● **Description of the task**: Write out the entries below once more, exactly, with the pictures left out.

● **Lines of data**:
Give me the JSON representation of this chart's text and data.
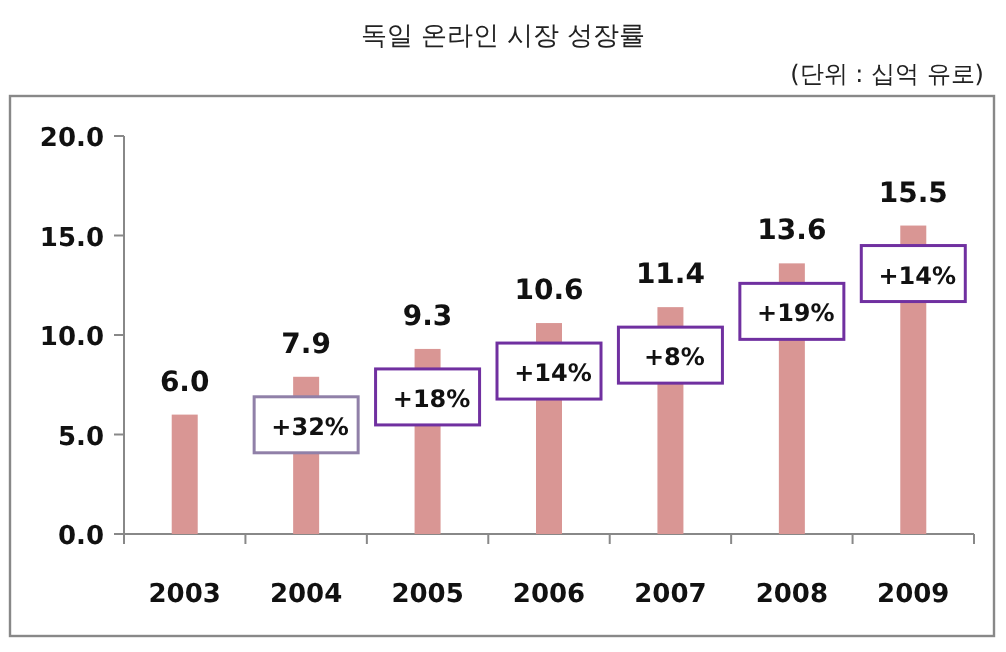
{
  "chart_data": {
    "type": "bar",
    "title": "독일 온라인 시장 성장률",
    "subtitle": "(단위 : 십억 유로)",
    "categories": [
      "2003",
      "2004",
      "2005",
      "2006",
      "2007",
      "2008",
      "2009"
    ],
    "values": [
      6.0,
      7.9,
      9.3,
      10.6,
      11.4,
      13.6,
      15.5
    ],
    "color": "#d99694",
    "value_labels": [
      "6.0",
      "7.9",
      "9.3",
      "10.6",
      "11.4",
      "13.6",
      "15.5"
    ],
    "ylim": [
      0,
      20
    ],
    "yticks": [
      {
        "value": 0,
        "label": "0.0"
      },
      {
        "value": 5,
        "label": "5.0"
      },
      {
        "value": 10,
        "label": "10.0"
      },
      {
        "value": 15,
        "label": "15.0"
      },
      {
        "value": 20,
        "label": "20.0"
      }
    ],
    "grid": false,
    "annotations": [
      "+32%",
      "+18%",
      "+14%",
      "+8%",
      "+19%",
      "+14%"
    ]
  }
}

● **Response to this exercise**:
Give me the JSON representation of this chart's text and data.
{
  "chart_data": {
    "type": "bar",
    "title": "독일 온라인 시장 성장률",
    "subtitle": "(단위 : 십억 유로)",
    "categories": [
      "2003",
      "2004",
      "2005",
      "2006",
      "2007",
      "2008",
      "2009"
    ],
    "values": [
      6.0,
      7.9,
      9.3,
      10.6,
      11.4,
      13.6,
      15.5
    ],
    "color": "#d99694",
    "value_labels": [
      "6.0",
      "7.9",
      "9.3",
      "10.6",
      "11.4",
      "13.6",
      "15.5"
    ],
    "ylim": [
      0,
      20
    ],
    "yticks": [
      {
        "value": 0,
        "label": "0.0"
      },
      {
        "value": 5,
        "label": "5.0"
      },
      {
        "value": 10,
        "label": "10.0"
      },
      {
        "value": 15,
        "label": "15.0"
      },
      {
        "value": 20,
        "label": "20.0"
      }
    ],
    "grid": false,
    "annotations": [
      "+32%",
      "+18%",
      "+14%",
      "+8%",
      "+19%",
      "+14%"
    ]
  }
}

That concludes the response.